Dataset items
□ □ □ □ □ □ □
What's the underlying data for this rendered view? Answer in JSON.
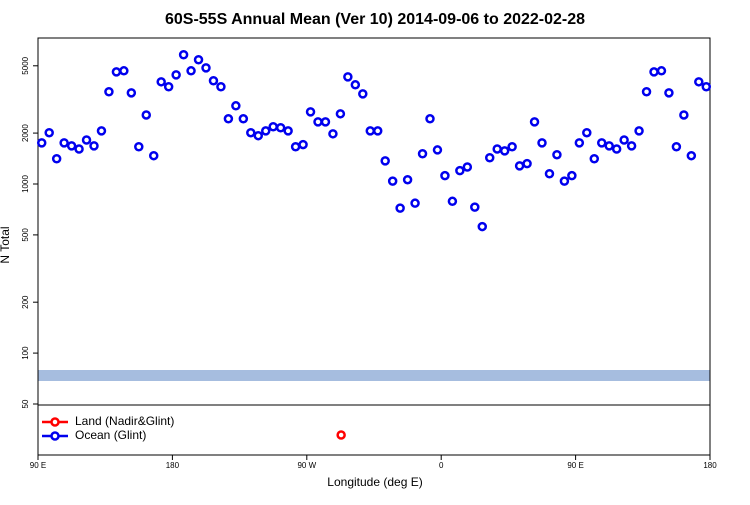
{
  "chart_data": {
    "type": "scatter",
    "title": "60S-55S Annual Mean (Ver 10)   2014-09-06 to 2022-02-28",
    "x_label": "Longitude (deg E)",
    "y_label": "N Total",
    "xlim": [
      90,
      540
    ],
    "xticks": [
      {
        "value": 90,
        "label": "90 E"
      },
      {
        "value": 180,
        "label": "180"
      },
      {
        "value": 270,
        "label": "90 W"
      },
      {
        "value": 360,
        "label": "0"
      },
      {
        "value": 450,
        "label": "90 E"
      },
      {
        "value": 540,
        "label": "180"
      }
    ],
    "ylim": [
      50,
      7300
    ],
    "y_log": true,
    "yticks": [
      50,
      100,
      200,
      500,
      1000,
      2000,
      5000
    ],
    "legend": "bottom-left",
    "series": [
      {
        "name": "Land (Nadir&Glint)",
        "color": "#ff0000",
        "x": [
          293
        ],
        "values": [
          null
        ]
      },
      {
        "name": "Ocean (Glint)",
        "color": "#0000ee",
        "x": [
          92.5,
          97.5,
          102.5,
          107.5,
          112.5,
          117.5,
          122.5,
          127.5,
          132.5,
          137.5,
          142.5,
          147.5,
          152.5,
          157.5,
          162.5,
          167.5,
          172.5,
          177.5,
          182.5,
          187.5,
          192.5,
          197.5,
          202.5,
          207.5,
          212.5,
          217.5,
          222.5,
          227.5,
          232.5,
          237.5,
          242.5,
          247.5,
          252.5,
          257.5,
          262.5,
          267.5,
          272.5,
          277.5,
          282.5,
          287.5,
          292.5,
          297.5,
          302.5,
          307.5,
          312.5,
          317.5,
          322.5,
          327.5,
          332.5,
          337.5,
          342.5,
          347.5,
          352.5,
          357.5,
          362.5,
          367.5,
          372.5,
          377.5,
          382.5,
          387.5,
          392.5,
          397.5,
          402.5,
          407.5,
          412.5,
          417.5,
          422.5,
          427.5,
          432.5,
          437.5,
          442.5,
          447.5,
          452.5,
          457.5,
          462.5,
          467.5,
          472.5,
          477.5,
          482.5,
          487.5,
          492.5,
          497.5,
          502.5,
          507.5,
          512.5,
          517.5,
          522.5,
          527.5,
          532.5,
          537.5
        ],
        "values": [
          1750,
          2010,
          1410,
          1750,
          1680,
          1610,
          1820,
          1680,
          2060,
          3510,
          4600,
          4670,
          3460,
          1660,
          2560,
          1470,
          4020,
          3760,
          4420,
          5810,
          4670,
          5430,
          4860,
          4080,
          3760,
          2430,
          2900,
          2430,
          2010,
          1930,
          2060,
          2180,
          2150,
          2060,
          1660,
          1710,
          2670,
          2330,
          2330,
          1980,
          2600,
          4300,
          3860,
          3410,
          2060,
          2060,
          1370,
          1040,
          720,
          1060,
          770,
          1510,
          2430,
          1590,
          1120,
          790,
          1200,
          1260,
          730,
          560,
          1430,
          1610,
          1570,
          1660,
          1280,
          1320,
          2330,
          1750,
          1150,
          1490,
          1040,
          1120,
          1750,
          2010,
          1410,
          1750,
          1680,
          1610,
          1820,
          1680,
          2060,
          3510,
          4600,
          4670,
          3460,
          1660,
          2560,
          1470,
          4020,
          3760
        ]
      }
    ]
  }
}
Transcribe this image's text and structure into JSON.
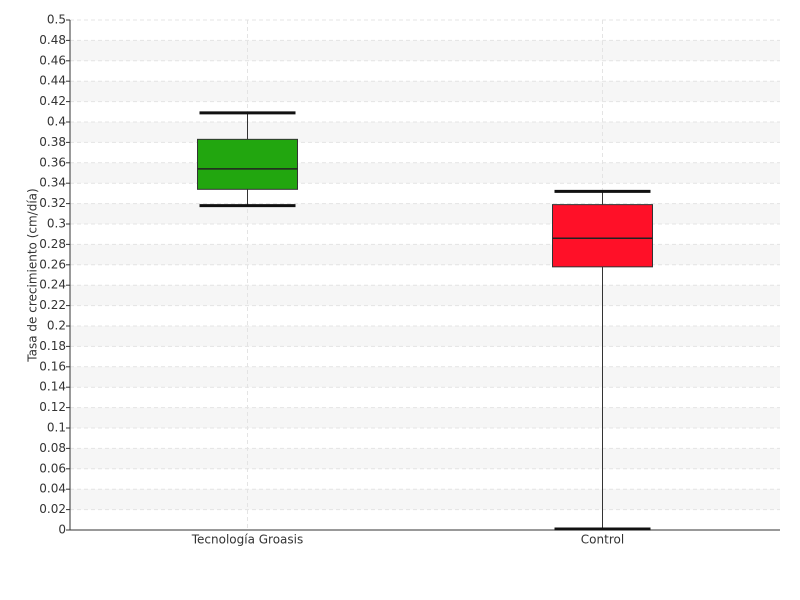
{
  "chart_data": {
    "type": "box",
    "ylabel": "Tasa de crecimiento (cm/día)",
    "categories": [
      "Tecnología Groasis",
      "Control"
    ],
    "boxes": [
      {
        "whislo": 0.318,
        "q1": 0.334,
        "med": 0.354,
        "q3": 0.383,
        "whishi": 0.409,
        "color": "#22a60f"
      },
      {
        "whislo": 0.001,
        "q1": 0.258,
        "med": 0.286,
        "q3": 0.319,
        "whishi": 0.332,
        "color": "#ff1028"
      }
    ],
    "ylim": [
      0,
      0.5
    ],
    "yticks": [
      0,
      0.02,
      0.04,
      0.06,
      0.08,
      0.1,
      0.12,
      0.14,
      0.16,
      0.18,
      0.2,
      0.22,
      0.24,
      0.26,
      0.28,
      0.3,
      0.32,
      0.34,
      0.36,
      0.38,
      0.4,
      0.42,
      0.44,
      0.46,
      0.48,
      0.5
    ],
    "grid": true
  }
}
□ □ □ □ □ □ □
Copy out all of the material exactly as written, without its pictures.

What's the underlying data for this rendered view? Answer in JSON.
{
  "chart_data": {
    "type": "scatter",
    "title": "60S-55S Annual Mean (Ver 10)   2014-09-06 to 2022-02-28",
    "x_label": "Longitude (deg E)",
    "y_label": "N Total",
    "xlim": [
      90,
      540
    ],
    "xticks": [
      {
        "value": 90,
        "label": "90 E"
      },
      {
        "value": 180,
        "label": "180"
      },
      {
        "value": 270,
        "label": "90 W"
      },
      {
        "value": 360,
        "label": "0"
      },
      {
        "value": 450,
        "label": "90 E"
      },
      {
        "value": 540,
        "label": "180"
      }
    ],
    "ylim": [
      50,
      7300
    ],
    "y_log": true,
    "yticks": [
      50,
      100,
      200,
      500,
      1000,
      2000,
      5000
    ],
    "legend": "bottom-left",
    "series": [
      {
        "name": "Land (Nadir&Glint)",
        "color": "#ff0000",
        "x": [
          293
        ],
        "values": [
          null
        ]
      },
      {
        "name": "Ocean (Glint)",
        "color": "#0000ee",
        "x": [
          92.5,
          97.5,
          102.5,
          107.5,
          112.5,
          117.5,
          122.5,
          127.5,
          132.5,
          137.5,
          142.5,
          147.5,
          152.5,
          157.5,
          162.5,
          167.5,
          172.5,
          177.5,
          182.5,
          187.5,
          192.5,
          197.5,
          202.5,
          207.5,
          212.5,
          217.5,
          222.5,
          227.5,
          232.5,
          237.5,
          242.5,
          247.5,
          252.5,
          257.5,
          262.5,
          267.5,
          272.5,
          277.5,
          282.5,
          287.5,
          292.5,
          297.5,
          302.5,
          307.5,
          312.5,
          317.5,
          322.5,
          327.5,
          332.5,
          337.5,
          342.5,
          347.5,
          352.5,
          357.5,
          362.5,
          367.5,
          372.5,
          377.5,
          382.5,
          387.5,
          392.5,
          397.5,
          402.5,
          407.5,
          412.5,
          417.5,
          422.5,
          427.5,
          432.5,
          437.5,
          442.5,
          447.5,
          452.5,
          457.5,
          462.5,
          467.5,
          472.5,
          477.5,
          482.5,
          487.5,
          492.5,
          497.5,
          502.5,
          507.5,
          512.5,
          517.5,
          522.5,
          527.5,
          532.5,
          537.5
        ],
        "values": [
          1750,
          2010,
          1410,
          1750,
          1680,
          1610,
          1820,
          1680,
          2060,
          3510,
          4600,
          4670,
          3460,
          1660,
          2560,
          1470,
          4020,
          3760,
          4420,
          5810,
          4670,
          5430,
          4860,
          4080,
          3760,
          2430,
          2900,
          2430,
          2010,
          1930,
          2060,
          2180,
          2150,
          2060,
          1660,
          1710,
          2670,
          2330,
          2330,
          1980,
          2600,
          4300,
          3860,
          3410,
          2060,
          2060,
          1370,
          1040,
          720,
          1060,
          770,
          1510,
          2430,
          1590,
          1120,
          790,
          1200,
          1260,
          730,
          560,
          1430,
          1610,
          1570,
          1660,
          1280,
          1320,
          2330,
          1750,
          1150,
          1490,
          1040,
          1120,
          1750,
          2010,
          1410,
          1750,
          1680,
          1610,
          1820,
          1680,
          2060,
          3510,
          4600,
          4670,
          3460,
          1660,
          2560,
          1470,
          4020,
          3760
        ]
      }
    ]
  }
}
Transcribe this image's text and structure into JSON.
{
  "chart_data": {
    "type": "box",
    "ylabel": "Tasa de crecimiento (cm/día)",
    "categories": [
      "Tecnología Groasis",
      "Control"
    ],
    "boxes": [
      {
        "whislo": 0.318,
        "q1": 0.334,
        "med": 0.354,
        "q3": 0.383,
        "whishi": 0.409,
        "color": "#22a60f"
      },
      {
        "whislo": 0.001,
        "q1": 0.258,
        "med": 0.286,
        "q3": 0.319,
        "whishi": 0.332,
        "color": "#ff1028"
      }
    ],
    "ylim": [
      0,
      0.5
    ],
    "yticks": [
      0,
      0.02,
      0.04,
      0.06,
      0.08,
      0.1,
      0.12,
      0.14,
      0.16,
      0.18,
      0.2,
      0.22,
      0.24,
      0.26,
      0.28,
      0.3,
      0.32,
      0.34,
      0.36,
      0.38,
      0.4,
      0.42,
      0.44,
      0.46,
      0.48,
      0.5
    ],
    "grid": true
  }
}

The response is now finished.